[Begin Supplied material]

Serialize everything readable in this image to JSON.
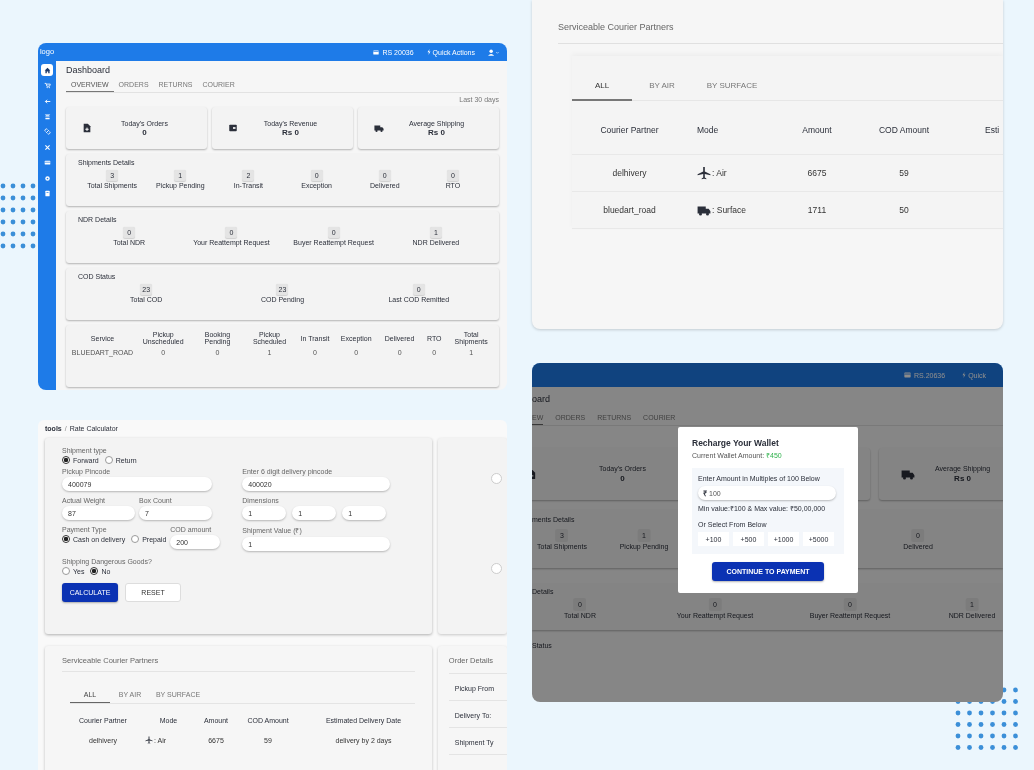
{
  "dashboard": {
    "logo": "logo",
    "wallet_balance": "RS 20036",
    "quick_actions": "Quick Actions",
    "sidebar": [
      {
        "selected": true
      },
      {
        "selected": false
      },
      {
        "selected": false
      },
      {
        "selected": false
      },
      {
        "selected": false
      },
      {
        "selected": false
      },
      {
        "selected": false
      },
      {
        "selected": false
      },
      {
        "selected": false
      }
    ],
    "title": "Dashboard",
    "tabs": [
      {
        "label": "OVERVIEW",
        "selected": true
      },
      {
        "label": "ORDERS",
        "selected": false
      },
      {
        "label": "RETURNS",
        "selected": false
      },
      {
        "label": "COURIER",
        "selected": false
      }
    ],
    "date_range": "Last 30 days",
    "stats": [
      {
        "label": "Today's Orders",
        "value": "0"
      },
      {
        "label": "Today's Revenue",
        "value": "Rs 0"
      },
      {
        "label": "Average Shipping",
        "value": "Rs 0"
      }
    ],
    "sections": [
      {
        "title": "Shipments Details",
        "items": [
          {
            "value": "3",
            "label": "Total Shipments"
          },
          {
            "value": "1",
            "label": "Pickup Pending"
          },
          {
            "value": "2",
            "label": "In-Transit"
          },
          {
            "value": "0",
            "label": "Exception"
          },
          {
            "value": "0",
            "label": "Delivered"
          },
          {
            "value": "0",
            "label": "RTO"
          }
        ]
      },
      {
        "title": "NDR Details",
        "items": [
          {
            "value": "0",
            "label": "Total NDR"
          },
          {
            "value": "0",
            "label": "Your Reattempt Request"
          },
          {
            "value": "0",
            "label": "Buyer Reattempt Request"
          },
          {
            "value": "1",
            "label": "NDR Delivered"
          }
        ]
      },
      {
        "title": "COD Status",
        "items": [
          {
            "value": "23",
            "label": "Total COD"
          },
          {
            "value": "23",
            "label": "COD Pending"
          },
          {
            "value": "0",
            "label": "Last COD Remitted"
          }
        ]
      }
    ],
    "table": {
      "columns": [
        "Service",
        "Pickup Unscheduled",
        "Booking Pending",
        "Pickup Scheduled",
        "In Transit",
        "Exception",
        "Delivered",
        "RTO",
        "Total Shipments"
      ],
      "rows": [
        [
          "BLUEDART_ROAD",
          "0",
          "0",
          "1",
          "0",
          "0",
          "0",
          "0",
          "1"
        ]
      ]
    }
  },
  "courier_partners": {
    "title": "Serviceable Courier Partners",
    "tabs": [
      {
        "label": "ALL",
        "selected": true
      },
      {
        "label": "BY AIR",
        "selected": false
      },
      {
        "label": "BY SURFACE",
        "selected": false
      }
    ],
    "columns": [
      "Courier Partner",
      "Mode",
      "Amount",
      "COD Amount",
      "Esti"
    ],
    "rows": [
      {
        "partner": "delhivery",
        "kind": "air",
        "mode": ": Air",
        "amount": "6675",
        "cod": "59"
      },
      {
        "partner": "bluedart_road",
        "kind": "surface",
        "mode": ": Surface",
        "amount": "1711",
        "cod": "50"
      }
    ]
  },
  "rate_calculator": {
    "breadcrumb": [
      "tools",
      "Rate Calculator"
    ],
    "separator": "/",
    "shipment_type": {
      "label": "Shipment type",
      "options": [
        {
          "label": "Forward",
          "selected": true
        },
        {
          "label": "Return",
          "selected": false
        }
      ]
    },
    "pickup": {
      "label": "Pickup Pincode",
      "value": "400079"
    },
    "delivery": {
      "label": "Enter 6 digit delivery pincode",
      "value": "400020"
    },
    "weight": {
      "label": "Actual Weight",
      "value": "87"
    },
    "box_count": {
      "label": "Box Count",
      "value": "7"
    },
    "dimensions": {
      "label": "Dimensions",
      "values": [
        "1",
        "1",
        "1"
      ]
    },
    "payment": {
      "label": "Payment Type",
      "options": [
        {
          "label": "Cash on delivery",
          "selected": true
        },
        {
          "label": "Prepaid",
          "selected": false
        }
      ]
    },
    "cod_amount": {
      "label": "COD amount",
      "value": "200"
    },
    "shipment_value": {
      "label": "Shipment Value (₹)",
      "value": "1"
    },
    "dangerous": {
      "label": "Shipping Dangerous Goods?",
      "options": [
        {
          "label": "Yes",
          "selected": false
        },
        {
          "label": "No",
          "selected": true
        }
      ]
    },
    "buttons": [
      "CALCULATE",
      "RESET"
    ],
    "partners": {
      "title": "Serviceable Courier Partners",
      "tabs": [
        {
          "label": "ALL",
          "selected": true
        },
        {
          "label": "BY AIR",
          "selected": false
        },
        {
          "label": "BY SURFACE",
          "selected": false
        }
      ],
      "columns": [
        "Courier Partner",
        "Mode",
        "Amount",
        "COD Amount",
        "Estimated Delivery Date"
      ],
      "rows": [
        {
          "partner": "delhivery",
          "kind": "air",
          "mode": ": Air",
          "amount": "6675",
          "cod": "59",
          "eta": "delivery by 2 days"
        }
      ]
    },
    "order_details": {
      "title": "Order Details",
      "rows": [
        "Pickup From",
        "Delivery To:",
        "Shipment Ty"
      ]
    }
  },
  "wallet_screen": {
    "wallet_balance": "RS.20636",
    "quick_actions": "Quick",
    "title": "oard",
    "tabs": [
      {
        "label": "EW",
        "selected": true
      },
      {
        "label": "ORDERS",
        "selected": false
      },
      {
        "label": "RETURNS",
        "selected": false
      },
      {
        "label": "COURIER",
        "selected": false
      }
    ],
    "stats": [
      {
        "label": "Today's Orders",
        "value": "0"
      },
      {
        "label": "Average Shipping",
        "value": "Rs 0"
      }
    ],
    "shipments": {
      "title": "ments Details",
      "items": [
        {
          "value": "3",
          "label": "Total Shipments"
        },
        {
          "value": "1",
          "label": "Pickup Pending"
        },
        {
          "value": "0",
          "label": "Delivered"
        }
      ]
    },
    "ndr": {
      "title": "Details",
      "items": [
        {
          "value": "0",
          "label": "Total NDR"
        },
        {
          "value": "0",
          "label": "Your Reattempt Request"
        },
        {
          "value": "0",
          "label": "Buyer Reattempt Request"
        },
        {
          "value": "1",
          "label": "NDR Delivered"
        }
      ]
    },
    "cod_title": "Status",
    "modal": {
      "title": "Recharge Your Wallet",
      "balance_label": "Current Wallet Amount:",
      "balance": "₹450",
      "prompt": "Enter Amount in Multiples of 100 Below",
      "currency": "₹",
      "amount": "100",
      "limits": "Min value:₹100 & Max value: ₹50,00,000",
      "choose": "Or Select From Below",
      "chips": [
        "+100",
        "+500",
        "+1000",
        "+5000"
      ],
      "button": "CONTINUE TO PAYMENT"
    }
  }
}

[End Supplied material]

Goal:
Reproduce the data word for word, excluding its pictures.

Full answer:
Serialize everything readable in this image to JSON.
{
  "dashboard": {
    "logo": "logo",
    "wallet_balance": "RS 20036",
    "quick_actions": "Quick Actions",
    "sidebar": [
      {
        "selected": true
      },
      {
        "selected": false
      },
      {
        "selected": false
      },
      {
        "selected": false
      },
      {
        "selected": false
      },
      {
        "selected": false
      },
      {
        "selected": false
      },
      {
        "selected": false
      },
      {
        "selected": false
      }
    ],
    "title": "Dashboard",
    "tabs": [
      {
        "label": "OVERVIEW",
        "selected": true
      },
      {
        "label": "ORDERS",
        "selected": false
      },
      {
        "label": "RETURNS",
        "selected": false
      },
      {
        "label": "COURIER",
        "selected": false
      }
    ],
    "date_range": "Last 30 days",
    "stats": [
      {
        "label": "Today's Orders",
        "value": "0"
      },
      {
        "label": "Today's Revenue",
        "value": "Rs 0"
      },
      {
        "label": "Average Shipping",
        "value": "Rs 0"
      }
    ],
    "sections": [
      {
        "title": "Shipments Details",
        "items": [
          {
            "value": "3",
            "label": "Total Shipments"
          },
          {
            "value": "1",
            "label": "Pickup Pending"
          },
          {
            "value": "2",
            "label": "In-Transit"
          },
          {
            "value": "0",
            "label": "Exception"
          },
          {
            "value": "0",
            "label": "Delivered"
          },
          {
            "value": "0",
            "label": "RTO"
          }
        ]
      },
      {
        "title": "NDR Details",
        "items": [
          {
            "value": "0",
            "label": "Total NDR"
          },
          {
            "value": "0",
            "label": "Your Reattempt Request"
          },
          {
            "value": "0",
            "label": "Buyer Reattempt Request"
          },
          {
            "value": "1",
            "label": "NDR Delivered"
          }
        ]
      },
      {
        "title": "COD Status",
        "items": [
          {
            "value": "23",
            "label": "Total COD"
          },
          {
            "value": "23",
            "label": "COD Pending"
          },
          {
            "value": "0",
            "label": "Last COD Remitted"
          }
        ]
      }
    ],
    "table": {
      "columns": [
        "Service",
        "Pickup Unscheduled",
        "Booking Pending",
        "Pickup Scheduled",
        "In Transit",
        "Exception",
        "Delivered",
        "RTO",
        "Total Shipments"
      ],
      "rows": [
        [
          "BLUEDART_ROAD",
          "0",
          "0",
          "1",
          "0",
          "0",
          "0",
          "0",
          "1"
        ]
      ]
    }
  },
  "courier_partners": {
    "title": "Serviceable Courier Partners",
    "tabs": [
      {
        "label": "ALL",
        "selected": true
      },
      {
        "label": "BY AIR",
        "selected": false
      },
      {
        "label": "BY SURFACE",
        "selected": false
      }
    ],
    "columns": [
      "Courier Partner",
      "Mode",
      "Amount",
      "COD Amount",
      "Esti"
    ],
    "rows": [
      {
        "partner": "delhivery",
        "kind": "air",
        "mode": ": Air",
        "amount": "6675",
        "cod": "59"
      },
      {
        "partner": "bluedart_road",
        "kind": "surface",
        "mode": ": Surface",
        "amount": "1711",
        "cod": "50"
      }
    ]
  },
  "rate_calculator": {
    "breadcrumb": [
      "tools",
      "Rate Calculator"
    ],
    "separator": "/",
    "shipment_type": {
      "label": "Shipment type",
      "options": [
        {
          "label": "Forward",
          "selected": true
        },
        {
          "label": "Return",
          "selected": false
        }
      ]
    },
    "pickup": {
      "label": "Pickup Pincode",
      "value": "400079"
    },
    "delivery": {
      "label": "Enter 6 digit delivery pincode",
      "value": "400020"
    },
    "weight": {
      "label": "Actual Weight",
      "value": "87"
    },
    "box_count": {
      "label": "Box Count",
      "value": "7"
    },
    "dimensions": {
      "label": "Dimensions",
      "values": [
        "1",
        "1",
        "1"
      ]
    },
    "payment": {
      "label": "Payment Type",
      "options": [
        {
          "label": "Cash on delivery",
          "selected": true
        },
        {
          "label": "Prepaid",
          "selected": false
        }
      ]
    },
    "cod_amount": {
      "label": "COD amount",
      "value": "200"
    },
    "shipment_value": {
      "label": "Shipment Value (₹)",
      "value": "1"
    },
    "dangerous": {
      "label": "Shipping Dangerous Goods?",
      "options": [
        {
          "label": "Yes",
          "selected": false
        },
        {
          "label": "No",
          "selected": true
        }
      ]
    },
    "buttons": [
      "CALCULATE",
      "RESET"
    ],
    "partners": {
      "title": "Serviceable Courier Partners",
      "tabs": [
        {
          "label": "ALL",
          "selected": true
        },
        {
          "label": "BY AIR",
          "selected": false
        },
        {
          "label": "BY SURFACE",
          "selected": false
        }
      ],
      "columns": [
        "Courier Partner",
        "Mode",
        "Amount",
        "COD Amount",
        "Estimated Delivery Date"
      ],
      "rows": [
        {
          "partner": "delhivery",
          "kind": "air",
          "mode": ": Air",
          "amount": "6675",
          "cod": "59",
          "eta": "delivery by 2 days"
        }
      ]
    },
    "order_details": {
      "title": "Order Details",
      "rows": [
        "Pickup From",
        "Delivery To:",
        "Shipment Ty"
      ]
    }
  },
  "wallet_screen": {
    "wallet_balance": "RS.20636",
    "quick_actions": "Quick",
    "title": "oard",
    "tabs": [
      {
        "label": "EW",
        "selected": true
      },
      {
        "label": "ORDERS",
        "selected": false
      },
      {
        "label": "RETURNS",
        "selected": false
      },
      {
        "label": "COURIER",
        "selected": false
      }
    ],
    "stats": [
      {
        "label": "Today's Orders",
        "value": "0"
      },
      {
        "label": "Average Shipping",
        "value": "Rs 0"
      }
    ],
    "shipments": {
      "title": "ments Details",
      "items": [
        {
          "value": "3",
          "label": "Total Shipments"
        },
        {
          "value": "1",
          "label": "Pickup Pending"
        },
        {
          "value": "0",
          "label": "Delivered"
        }
      ]
    },
    "ndr": {
      "title": "Details",
      "items": [
        {
          "value": "0",
          "label": "Total NDR"
        },
        {
          "value": "0",
          "label": "Your Reattempt Request"
        },
        {
          "value": "0",
          "label": "Buyer Reattempt Request"
        },
        {
          "value": "1",
          "label": "NDR Delivered"
        }
      ]
    },
    "cod_title": "Status",
    "modal": {
      "title": "Recharge Your Wallet",
      "balance_label": "Current Wallet Amount:",
      "balance": "₹450",
      "prompt": "Enter Amount in Multiples of 100 Below",
      "currency": "₹",
      "amount": "100",
      "limits": "Min value:₹100 & Max value: ₹50,00,000",
      "choose": "Or Select From Below",
      "chips": [
        "+100",
        "+500",
        "+1000",
        "+5000"
      ],
      "button": "CONTINUE TO PAYMENT"
    }
  }
}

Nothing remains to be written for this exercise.